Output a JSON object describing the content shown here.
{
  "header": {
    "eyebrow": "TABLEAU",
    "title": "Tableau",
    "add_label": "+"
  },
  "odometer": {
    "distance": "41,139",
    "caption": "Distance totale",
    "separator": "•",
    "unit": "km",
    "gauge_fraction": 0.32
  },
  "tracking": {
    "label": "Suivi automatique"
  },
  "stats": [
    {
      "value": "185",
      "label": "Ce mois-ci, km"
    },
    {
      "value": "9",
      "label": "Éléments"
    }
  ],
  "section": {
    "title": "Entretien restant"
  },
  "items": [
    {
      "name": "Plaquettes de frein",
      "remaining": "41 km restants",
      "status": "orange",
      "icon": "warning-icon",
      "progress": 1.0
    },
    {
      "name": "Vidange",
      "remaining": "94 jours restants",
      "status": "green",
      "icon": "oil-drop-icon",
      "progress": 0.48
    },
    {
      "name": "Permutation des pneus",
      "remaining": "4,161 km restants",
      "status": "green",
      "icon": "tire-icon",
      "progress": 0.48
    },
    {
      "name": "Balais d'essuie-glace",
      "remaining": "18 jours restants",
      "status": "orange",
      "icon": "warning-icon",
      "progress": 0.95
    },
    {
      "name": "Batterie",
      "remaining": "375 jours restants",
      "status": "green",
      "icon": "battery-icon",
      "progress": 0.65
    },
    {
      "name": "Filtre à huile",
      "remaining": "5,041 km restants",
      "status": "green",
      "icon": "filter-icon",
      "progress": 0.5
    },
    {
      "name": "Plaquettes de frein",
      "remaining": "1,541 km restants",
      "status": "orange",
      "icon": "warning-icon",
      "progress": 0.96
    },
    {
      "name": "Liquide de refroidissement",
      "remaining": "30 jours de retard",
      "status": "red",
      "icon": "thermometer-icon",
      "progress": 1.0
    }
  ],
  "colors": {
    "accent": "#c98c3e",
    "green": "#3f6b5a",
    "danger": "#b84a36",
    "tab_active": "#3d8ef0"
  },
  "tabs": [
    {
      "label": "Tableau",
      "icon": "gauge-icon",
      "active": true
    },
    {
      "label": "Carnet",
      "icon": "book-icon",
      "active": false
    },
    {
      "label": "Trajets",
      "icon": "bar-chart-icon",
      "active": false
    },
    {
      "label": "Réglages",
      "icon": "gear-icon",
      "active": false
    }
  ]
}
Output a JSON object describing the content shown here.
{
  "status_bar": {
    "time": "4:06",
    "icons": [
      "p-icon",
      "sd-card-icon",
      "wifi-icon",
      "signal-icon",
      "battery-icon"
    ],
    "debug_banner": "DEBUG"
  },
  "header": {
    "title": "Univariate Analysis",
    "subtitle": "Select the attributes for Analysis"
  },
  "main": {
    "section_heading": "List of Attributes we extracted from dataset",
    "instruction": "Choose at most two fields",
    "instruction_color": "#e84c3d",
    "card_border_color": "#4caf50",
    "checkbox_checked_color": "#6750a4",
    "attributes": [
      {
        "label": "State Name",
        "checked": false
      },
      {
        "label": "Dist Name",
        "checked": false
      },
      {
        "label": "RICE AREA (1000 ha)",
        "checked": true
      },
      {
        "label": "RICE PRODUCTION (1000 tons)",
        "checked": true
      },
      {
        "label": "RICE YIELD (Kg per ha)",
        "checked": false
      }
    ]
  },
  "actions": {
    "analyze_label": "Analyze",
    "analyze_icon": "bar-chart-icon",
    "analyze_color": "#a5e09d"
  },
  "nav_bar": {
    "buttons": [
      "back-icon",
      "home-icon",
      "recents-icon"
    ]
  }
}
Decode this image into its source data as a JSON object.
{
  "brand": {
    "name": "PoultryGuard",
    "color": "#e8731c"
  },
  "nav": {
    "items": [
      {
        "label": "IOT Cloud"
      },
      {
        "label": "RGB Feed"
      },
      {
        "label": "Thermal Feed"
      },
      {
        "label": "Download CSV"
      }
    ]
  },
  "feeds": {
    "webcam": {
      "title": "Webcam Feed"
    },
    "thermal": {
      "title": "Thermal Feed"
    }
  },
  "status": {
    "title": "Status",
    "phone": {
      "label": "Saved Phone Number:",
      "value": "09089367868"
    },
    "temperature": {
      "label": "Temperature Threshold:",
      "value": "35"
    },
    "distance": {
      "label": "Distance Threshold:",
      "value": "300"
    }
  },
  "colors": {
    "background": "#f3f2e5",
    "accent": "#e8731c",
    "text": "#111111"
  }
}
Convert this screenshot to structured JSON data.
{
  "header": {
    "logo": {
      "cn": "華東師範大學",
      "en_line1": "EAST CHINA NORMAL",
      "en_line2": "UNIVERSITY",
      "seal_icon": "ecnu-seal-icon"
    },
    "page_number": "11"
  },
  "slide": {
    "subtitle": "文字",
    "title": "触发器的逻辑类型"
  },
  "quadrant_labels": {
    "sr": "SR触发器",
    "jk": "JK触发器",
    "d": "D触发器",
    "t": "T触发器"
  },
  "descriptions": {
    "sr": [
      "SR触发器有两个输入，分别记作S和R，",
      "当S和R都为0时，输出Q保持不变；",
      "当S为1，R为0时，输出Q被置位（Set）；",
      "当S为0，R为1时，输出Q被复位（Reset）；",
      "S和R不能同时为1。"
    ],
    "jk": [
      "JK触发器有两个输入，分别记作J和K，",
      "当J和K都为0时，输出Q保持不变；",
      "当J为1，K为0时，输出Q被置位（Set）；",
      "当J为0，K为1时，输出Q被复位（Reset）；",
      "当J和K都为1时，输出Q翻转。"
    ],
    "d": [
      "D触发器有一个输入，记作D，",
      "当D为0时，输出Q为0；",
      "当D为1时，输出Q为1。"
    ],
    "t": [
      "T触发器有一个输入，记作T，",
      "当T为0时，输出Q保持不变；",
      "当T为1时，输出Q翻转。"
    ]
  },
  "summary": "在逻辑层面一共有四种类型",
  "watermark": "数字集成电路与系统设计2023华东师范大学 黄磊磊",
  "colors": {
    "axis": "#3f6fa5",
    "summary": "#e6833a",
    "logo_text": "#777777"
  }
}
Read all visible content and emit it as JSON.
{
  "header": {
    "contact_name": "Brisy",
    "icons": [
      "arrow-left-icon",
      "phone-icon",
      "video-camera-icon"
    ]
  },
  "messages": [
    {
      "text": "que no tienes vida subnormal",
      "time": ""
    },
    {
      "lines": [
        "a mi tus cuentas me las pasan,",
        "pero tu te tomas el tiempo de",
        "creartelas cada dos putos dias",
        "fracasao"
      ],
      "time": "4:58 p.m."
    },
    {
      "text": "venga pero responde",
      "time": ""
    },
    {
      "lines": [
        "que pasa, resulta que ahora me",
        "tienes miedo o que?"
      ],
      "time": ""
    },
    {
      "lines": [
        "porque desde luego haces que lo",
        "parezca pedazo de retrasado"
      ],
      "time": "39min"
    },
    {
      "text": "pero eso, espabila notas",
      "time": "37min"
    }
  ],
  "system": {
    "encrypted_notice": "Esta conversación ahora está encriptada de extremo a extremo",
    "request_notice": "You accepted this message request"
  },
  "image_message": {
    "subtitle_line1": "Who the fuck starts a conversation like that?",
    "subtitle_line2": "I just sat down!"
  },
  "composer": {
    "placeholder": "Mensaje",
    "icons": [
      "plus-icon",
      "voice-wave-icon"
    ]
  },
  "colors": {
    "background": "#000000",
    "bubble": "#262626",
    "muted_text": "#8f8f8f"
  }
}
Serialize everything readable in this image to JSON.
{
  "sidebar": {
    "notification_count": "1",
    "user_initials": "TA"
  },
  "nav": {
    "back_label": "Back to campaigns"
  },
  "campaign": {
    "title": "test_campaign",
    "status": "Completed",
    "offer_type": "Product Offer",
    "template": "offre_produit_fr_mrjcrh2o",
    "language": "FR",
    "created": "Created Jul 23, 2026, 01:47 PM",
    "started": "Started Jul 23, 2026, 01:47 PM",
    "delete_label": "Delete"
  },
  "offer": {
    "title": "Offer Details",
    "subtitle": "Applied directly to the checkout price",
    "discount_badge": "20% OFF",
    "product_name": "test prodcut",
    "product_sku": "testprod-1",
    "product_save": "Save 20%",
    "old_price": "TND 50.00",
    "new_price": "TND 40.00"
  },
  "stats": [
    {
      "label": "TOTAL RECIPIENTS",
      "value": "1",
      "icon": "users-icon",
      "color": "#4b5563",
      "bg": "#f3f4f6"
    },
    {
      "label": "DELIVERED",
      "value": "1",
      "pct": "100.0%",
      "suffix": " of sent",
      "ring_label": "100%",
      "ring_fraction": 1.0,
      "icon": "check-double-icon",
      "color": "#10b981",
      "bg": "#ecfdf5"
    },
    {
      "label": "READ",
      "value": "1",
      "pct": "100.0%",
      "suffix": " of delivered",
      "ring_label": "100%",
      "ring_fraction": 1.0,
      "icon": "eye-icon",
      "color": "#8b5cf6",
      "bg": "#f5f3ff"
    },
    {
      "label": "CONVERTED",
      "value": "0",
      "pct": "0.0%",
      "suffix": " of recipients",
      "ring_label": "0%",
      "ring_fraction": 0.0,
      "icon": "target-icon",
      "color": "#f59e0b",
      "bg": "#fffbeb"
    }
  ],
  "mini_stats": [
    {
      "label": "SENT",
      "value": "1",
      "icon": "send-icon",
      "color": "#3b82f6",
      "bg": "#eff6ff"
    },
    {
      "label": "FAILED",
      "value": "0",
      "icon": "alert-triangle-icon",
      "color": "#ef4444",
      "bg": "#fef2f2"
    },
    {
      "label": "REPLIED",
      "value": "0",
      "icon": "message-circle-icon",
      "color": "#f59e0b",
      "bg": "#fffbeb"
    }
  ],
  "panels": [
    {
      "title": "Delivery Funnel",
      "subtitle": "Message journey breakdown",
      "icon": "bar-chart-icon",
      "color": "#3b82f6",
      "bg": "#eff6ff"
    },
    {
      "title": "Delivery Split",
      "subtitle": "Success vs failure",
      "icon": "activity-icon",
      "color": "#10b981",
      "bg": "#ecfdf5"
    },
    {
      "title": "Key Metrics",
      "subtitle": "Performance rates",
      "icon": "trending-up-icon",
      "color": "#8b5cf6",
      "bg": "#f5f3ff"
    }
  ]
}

The task - In the material above, tally every line with the string "Threshold" in it, then give that number alone.

Correct output - 2